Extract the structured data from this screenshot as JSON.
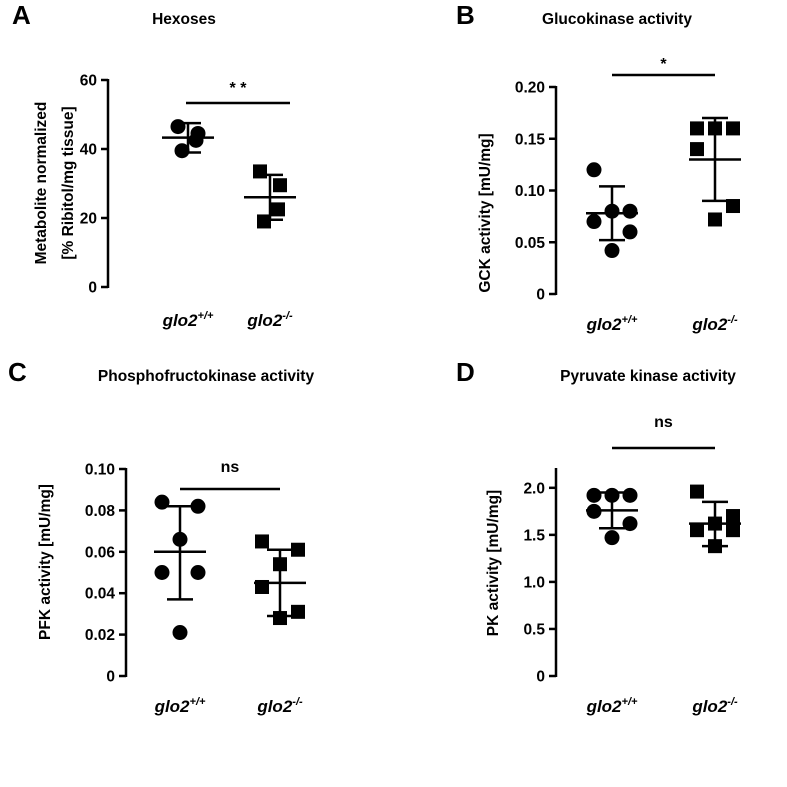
{
  "chart_data": [
    {
      "panel": "A",
      "type": "scatter",
      "title": "Hexoses",
      "ylabel": [
        "Metabolite normalized",
        "[% Ribitol/mg tissue]"
      ],
      "ylim": [
        0,
        60
      ],
      "yticks": [
        0,
        20,
        40,
        60
      ],
      "ytick_labels": [
        "0",
        "20",
        "40",
        "60"
      ],
      "categories": [
        {
          "base": "glo2",
          "sup": "+/+"
        },
        {
          "base": "glo2",
          "sup": "-/-"
        }
      ],
      "series": [
        {
          "marker": "circle",
          "values": [
            46.5,
            44.5,
            42.5,
            39.5
          ],
          "mean": 43.3,
          "sd_low": 39.0,
          "sd_high": 47.5
        },
        {
          "marker": "square",
          "values": [
            33.5,
            29.5,
            22.5,
            19.0
          ],
          "mean": 26.0,
          "sd_low": 19.5,
          "sd_high": 32.5
        }
      ],
      "significance": "* *"
    },
    {
      "panel": "B",
      "type": "scatter",
      "title": "Glucokinase activity",
      "ylabel": [
        "GCK activity [mU/mg]"
      ],
      "ylim": [
        0,
        0.2
      ],
      "yticks": [
        0,
        0.05,
        0.1,
        0.15,
        0.2
      ],
      "ytick_labels": [
        "0",
        "0.05",
        "0.10",
        "0.15",
        "0.20"
      ],
      "categories": [
        {
          "base": "glo2",
          "sup": "+/+"
        },
        {
          "base": "glo2",
          "sup": "-/-"
        }
      ],
      "series": [
        {
          "marker": "circle",
          "values": [
            0.12,
            0.08,
            0.08,
            0.07,
            0.06,
            0.042
          ],
          "mean": 0.078,
          "sd_low": 0.052,
          "sd_high": 0.104
        },
        {
          "marker": "square",
          "values": [
            0.16,
            0.16,
            0.16,
            0.14,
            0.085,
            0.072
          ],
          "mean": 0.13,
          "sd_low": 0.09,
          "sd_high": 0.17
        }
      ],
      "significance": "*"
    },
    {
      "panel": "C",
      "type": "scatter",
      "title": "Phosphofructokinase activity",
      "ylabel": [
        "PFK activity [mU/mg]"
      ],
      "ylim": [
        0,
        0.1
      ],
      "yticks": [
        0,
        0.02,
        0.04,
        0.06,
        0.08,
        0.1
      ],
      "ytick_labels": [
        "0",
        "0.02",
        "0.04",
        "0.06",
        "0.08",
        "0.10"
      ],
      "categories": [
        {
          "base": "glo2",
          "sup": "+/+"
        },
        {
          "base": "glo2",
          "sup": "-/-"
        }
      ],
      "series": [
        {
          "marker": "circle",
          "values": [
            0.084,
            0.082,
            0.066,
            0.05,
            0.05,
            0.021
          ],
          "mean": 0.06,
          "sd_low": 0.037,
          "sd_high": 0.082
        },
        {
          "marker": "square",
          "values": [
            0.065,
            0.061,
            0.054,
            0.043,
            0.031,
            0.028
          ],
          "mean": 0.045,
          "sd_low": 0.029,
          "sd_high": 0.061
        }
      ],
      "significance": "ns"
    },
    {
      "panel": "D",
      "type": "scatter",
      "title": "Pyruvate kinase activity",
      "ylabel": [
        "PK activity [mU/mg]"
      ],
      "ylim": [
        0,
        2.2
      ],
      "yticks": [
        0,
        0.5,
        1.0,
        1.5,
        2.0
      ],
      "ytick_labels": [
        "0",
        "0.5",
        "1.0",
        "1.5",
        "2.0"
      ],
      "categories": [
        {
          "base": "glo2",
          "sup": "+/+"
        },
        {
          "base": "glo2",
          "sup": "-/-"
        }
      ],
      "series": [
        {
          "marker": "circle",
          "values": [
            1.92,
            1.92,
            1.92,
            1.75,
            1.62,
            1.47
          ],
          "mean": 1.76,
          "sd_low": 1.57,
          "sd_high": 1.95
        },
        {
          "marker": "square",
          "values": [
            1.96,
            1.7,
            1.62,
            1.55,
            1.55,
            1.38
          ],
          "mean": 1.62,
          "sd_low": 1.38,
          "sd_high": 1.85
        }
      ],
      "significance": "ns"
    }
  ]
}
########################################
Locate the word "significance" in the data above. Copy every line carrying it.

      "significance": "* *"
      "significance": "*"
      "significance": "ns"
      "significance": "ns"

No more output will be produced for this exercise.